_Directive:_ Give every line again exactly as it appears, please, but not the pictures.
# Start of Entries
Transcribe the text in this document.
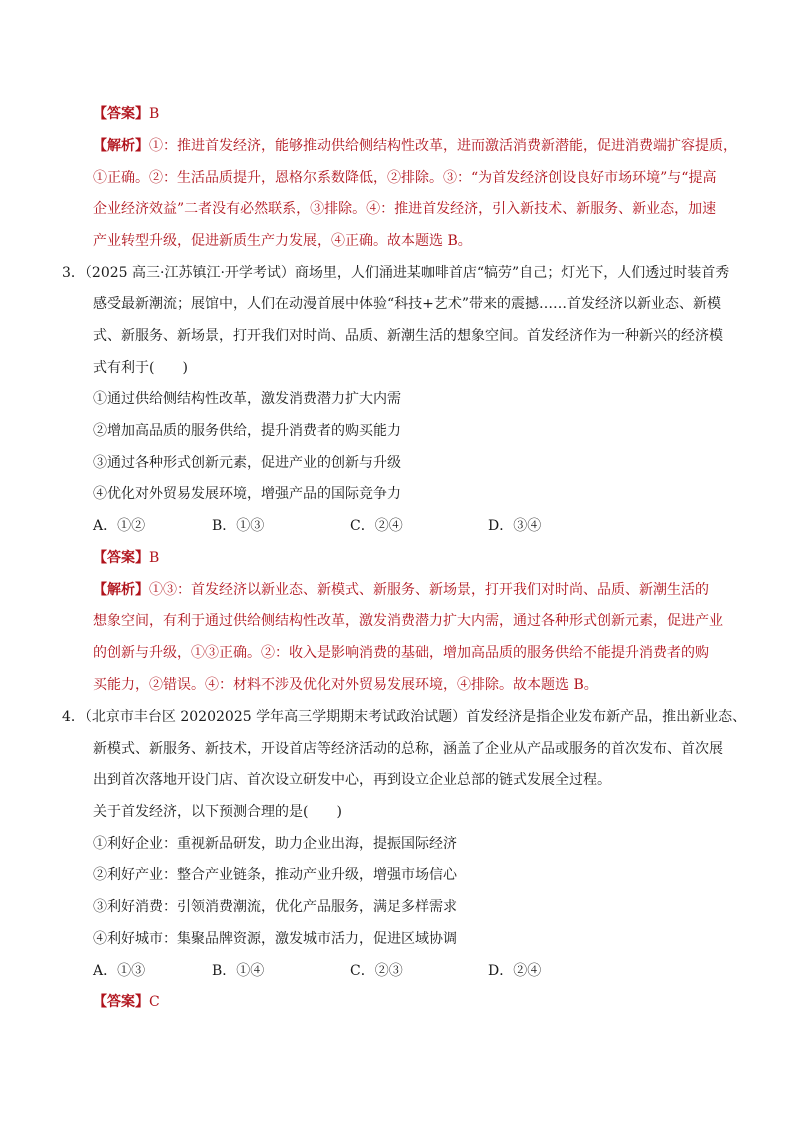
【答案】B
【解析】①：推进首发经济，能够推动供给侧结构性改革，进而激活消费新潜能，促进消费端扩容提质，
①正确。②：生活品质提升，恩格尔系数降低，②排除。③：“为首发经济创设良好市场环境”与“提高
企业经济效益”二者没有必然联系，③排除。④：推进首发经济，引入新技术、新服务、新业态，加速
产业转型升级，促进新质生产力发展，④正确。故本题选 B。
3．（2025 高三·江苏镇江·开学考试）商场里，人们涌进某咖啡首店“犒劳”自己；灯光下，人们透过时装首秀
感受最新潮流；展馆中，人们在动漫首展中体验“科技+艺术”带来的震撼……首发经济以新业态、新模
式、新服务、新场景，打开我们对时尚、品质、新潮生活的想象空间。首发经济作为一种新兴的经济模
式有利于(　　)
①通过供给侧结构性改革，激发消费潜力扩大内需
②增加高品质的服务供给，提升消费者的购买能力
③通过各种形式创新元素，促进产业的创新与升级
④优化对外贸易发展环境，增强产品的国际竞争力
A．①②	B．①③	C．②④	D．③④
【答案】B
【解析】①③：首发经济以新业态、新模式、新服务、新场景，打开我们对时尚、品质、新潮生活的
想象空间，有利于通过供给侧结构性改革，激发消费潜力扩大内需，通过各种形式创新元素，促进产业
的创新与升级，①③正确。②：收入是影响消费的基础，增加高品质的服务供给不能提升消费者的购
买能力，②错误。④：材料不涉及优化对外贸易发展环境，④排除。故本题选 B。
4．（北京市丰台区 20202025 学年高三学期期末考试政治试题）首发经济是指企业发布新产品，推出新业态、
新模式、新服务、新技术，开设首店等经济活动的总称，涵盖了企业从产品或服务的首次发布、首次展
出到首次落地开设门店、首次设立研发中心，再到设立企业总部的链式发展全过程。
关于首发经济，以下预测合理的是(　　)
①利好企业：重视新品研发，助力企业出海，提振国际经济
②利好产业：整合产业链条，推动产业升级，增强市场信心
③利好消费：引领消费潮流，优化产品服务，满足多样需求
④利好城市：集聚品牌资源，激发城市活力，促进区域协调
A．①③	B．①④	C．②③	D．②④
【答案】C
# End of Entries
_Solution to the problem:_
Transcribe the text in this document.
【答案】B
【解析】①：推进首发经济，能够推动供给侧结构性改革，进而激活消费新潜能，促进消费端扩容提质，
①正确。②：生活品质提升，恩格尔系数降低，②排除。③：“为首发经济创设良好市场环境”与“提高
企业经济效益”二者没有必然联系，③排除。④：推进首发经济，引入新技术、新服务、新业态，加速
产业转型升级，促进新质生产力发展，④正确。故本题选 B。
3．（2025 高三·江苏镇江·开学考试）商场里，人们涌进某咖啡首店“犒劳”自己；灯光下，人们透过时装首秀
感受最新潮流；展馆中，人们在动漫首展中体验“科技+艺术”带来的震撼……首发经济以新业态、新模
式、新服务、新场景，打开我们对时尚、品质、新潮生活的想象空间。首发经济作为一种新兴的经济模
式有利于(　　)
①通过供给侧结构性改革，激发消费潜力扩大内需
②增加高品质的服务供给，提升消费者的购买能力
③通过各种形式创新元素，促进产业的创新与升级
④优化对外贸易发展环境，增强产品的国际竞争力
A．①②	B．①③	C．②④	D．③④
【答案】B
【解析】①③：首发经济以新业态、新模式、新服务、新场景，打开我们对时尚、品质、新潮生活的
想象空间，有利于通过供给侧结构性改革，激发消费潜力扩大内需，通过各种形式创新元素，促进产业
的创新与升级，①③正确。②：收入是影响消费的基础，增加高品质的服务供给不能提升消费者的购
买能力，②错误。④：材料不涉及优化对外贸易发展环境，④排除。故本题选 B。
4．（北京市丰台区 20202025 学年高三学期期末考试政治试题）首发经济是指企业发布新产品，推出新业态、
新模式、新服务、新技术，开设首店等经济活动的总称，涵盖了企业从产品或服务的首次发布、首次展
出到首次落地开设门店、首次设立研发中心，再到设立企业总部的链式发展全过程。
关于首发经济，以下预测合理的是(　　)
①利好企业：重视新品研发，助力企业出海，提振国际经济
②利好产业：整合产业链条，推动产业升级，增强市场信心
③利好消费：引领消费潮流，优化产品服务，满足多样需求
④利好城市：集聚品牌资源，激发城市活力，促进区域协调
A．①③	B．①④	C．②③	D．②④
【答案】C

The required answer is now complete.